[Source data]
-- BEGIN --

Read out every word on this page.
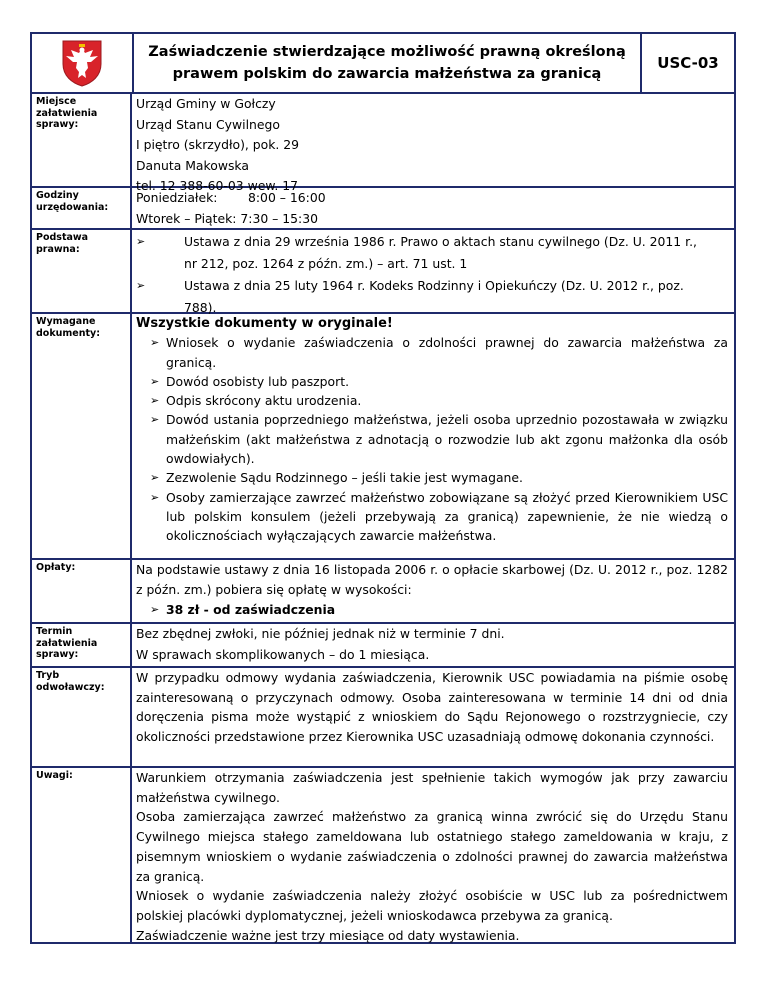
Zaświadczenie stwierdzające możliwość prawną określoną
prawem polskim do zawarcia małżeństwa za granicą
USC-03
Miejsce załatwienia sprawy:
Urząd Gminy w Gołczy
Urząd Stanu Cywilnego
I piętro (skrzydło), pok. 29
Danuta Makowska
tel. 12 388-60-03 wew. 17
Godziny urzędowania:
Poniedziałek: 8:00 – 16:00
Wtorek – Piątek: 7:30 – 15:30
Podstawa prawna:
➢	Ustawa z dnia 29 września 1986 r. Prawo o aktach stanu cywilnego (Dz. U. 2011 r.,
nr 212, poz. 1264 z późn. zm.) – art. 71 ust. 1
➢	Ustawa z dnia 25 luty 1964 r. Kodeks Rodzinny i Opiekuńczy (Dz. U. 2012 r., poz.
788).
Wymagane dokumenty:
Wszystkie dokumenty w oryginale!
➢ Wniosek o wydanie zaświadczenia o zdolności prawnej do zawarcia małżeństwa za granicą.
➢ Dowód osobisty lub paszport.
➢ Odpis skrócony aktu urodzenia.
➢ Dowód ustania poprzedniego małżeństwa, jeżeli osoba uprzednio pozostawała w związku małżeńskim (akt małżeństwa z adnotacją o rozwodzie lub akt zgonu małżonka dla osób owdowiałych).
➢ Zezwolenie Sądu Rodzinnego – jeśli takie jest wymagane.
➢ Osoby zamierzające zawrzeć małżeństwo zobowiązane są złożyć przed Kierownikiem USC lub polskim konsulem (jeżeli przebywają za granicą) zapewnienie, że nie wiedzą o okolicznościach wyłączających zawarcie małżeństwa.
Opłaty:	Na podstawie ustawy z dnia 16 listopada 2006 r. o opłacie skarbowej (Dz. U. 2012 r., poz. 1282 z późn. zm.) pobiera się opłatę w wysokości:
➢ 38 zł - od zaświadczenia
Termin załatwienia sprawy:
Bez zbędnej zwłoki, nie później jednak niż w terminie 7 dni.
W sprawach skomplikowanych – do 1 miesiąca.
Tryb odwoławczy:
W przypadku odmowy wydania zaświadczenia, Kierownik USC powiadamia na piśmie osobę zainteresowaną o przyczynach odmowy. Osoba zainteresowana w terminie 14 dni od dnia doręczenia pisma może wystąpić z wnioskiem do Sądu Rejonowego o rozstrzygniecie, czy okoliczności przedstawione przez Kierownika USC uzasadniają odmowę dokonania czynności.
Uwagi:	Warunkiem otrzymania zaświadczenia jest spełnienie takich wymogów jak przy zawarciu małżeństwa cywilnego.
Osoba zamierzająca zawrzeć małżeństwo za granicą winna zwrócić się do Urzędu Stanu Cywilnego miejsca stałego zameldowana lub ostatniego stałego zameldowania w kraju, z pisemnym wnioskiem o wydanie zaświadczenia o zdolności prawnej do zawarcia małżeństwa za granicą.
Wniosek o wydanie zaświadczenia należy złożyć osobiście w USC lub za pośrednictwem polskiej placówki dyplomatycznej, jeżeli wnioskodawca przebywa za granicą.
Zaświadczenie ważne jest trzy miesiące od daty wystawienia.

-- END --

What is needed -> Every record must be copied exactly, with images dropped from the result.

Response to the exercise ->
Read out every word on this page.
Zaświadczenie stwierdzające możliwość prawną określoną
prawem polskim do zawarcia małżeństwa za granicą
USC-03
Miejsce załatwienia sprawy:
Urząd Gminy w Gołczy
Urząd Stanu Cywilnego
I piętro (skrzydło), pok. 29
Danuta Makowska
tel. 12 388-60-03 wew. 17
Godziny urzędowania:
Poniedziałek: 8:00 – 16:00
Wtorek – Piątek: 7:30 – 15:30
Podstawa prawna:
➢	Ustawa z dnia 29 września 1986 r. Prawo o aktach stanu cywilnego (Dz. U. 2011 r.,
nr 212, poz. 1264 z późn. zm.) – art. 71 ust. 1
➢	Ustawa z dnia 25 luty 1964 r. Kodeks Rodzinny i Opiekuńczy (Dz. U. 2012 r., poz.
788).
Wymagane dokumenty:
Wszystkie dokumenty w oryginale!
➢ Wniosek o wydanie zaświadczenia o zdolności prawnej do zawarcia małżeństwa za granicą.
➢ Dowód osobisty lub paszport.
➢ Odpis skrócony aktu urodzenia.
➢ Dowód ustania poprzedniego małżeństwa, jeżeli osoba uprzednio pozostawała w związku małżeńskim (akt małżeństwa z adnotacją o rozwodzie lub akt zgonu małżonka dla osób owdowiałych).
➢ Zezwolenie Sądu Rodzinnego – jeśli takie jest wymagane.
➢ Osoby zamierzające zawrzeć małżeństwo zobowiązane są złożyć przed Kierownikiem USC lub polskim konsulem (jeżeli przebywają za granicą) zapewnienie, że nie wiedzą o okolicznościach wyłączających zawarcie małżeństwa.
Opłaty:	Na podstawie ustawy z dnia 16 listopada 2006 r. o opłacie skarbowej (Dz. U. 2012 r., poz. 1282 z późn. zm.) pobiera się opłatę w wysokości:
➢ 38 zł - od zaświadczenia
Termin załatwienia sprawy:
Bez zbędnej zwłoki, nie później jednak niż w terminie 7 dni.
W sprawach skomplikowanych – do 1 miesiąca.
Tryb odwoławczy:
W przypadku odmowy wydania zaświadczenia, Kierownik USC powiadamia na piśmie osobę zainteresowaną o przyczynach odmowy. Osoba zainteresowana w terminie 14 dni od dnia doręczenia pisma może wystąpić z wnioskiem do Sądu Rejonowego o rozstrzygniecie, czy okoliczności przedstawione przez Kierownika USC uzasadniają odmowę dokonania czynności.
Uwagi:	Warunkiem otrzymania zaświadczenia jest spełnienie takich wymogów jak przy zawarciu małżeństwa cywilnego.
Osoba zamierzająca zawrzeć małżeństwo za granicą winna zwrócić się do Urzędu Stanu Cywilnego miejsca stałego zameldowana lub ostatniego stałego zameldowania w kraju, z pisemnym wnioskiem o wydanie zaświadczenia o zdolności prawnej do zawarcia małżeństwa za granicą.
Wniosek o wydanie zaświadczenia należy złożyć osobiście w USC lub za pośrednictwem polskiej placówki dyplomatycznej, jeżeli wnioskodawca przebywa za granicą.
Zaświadczenie ważne jest trzy miesiące od daty wystawienia.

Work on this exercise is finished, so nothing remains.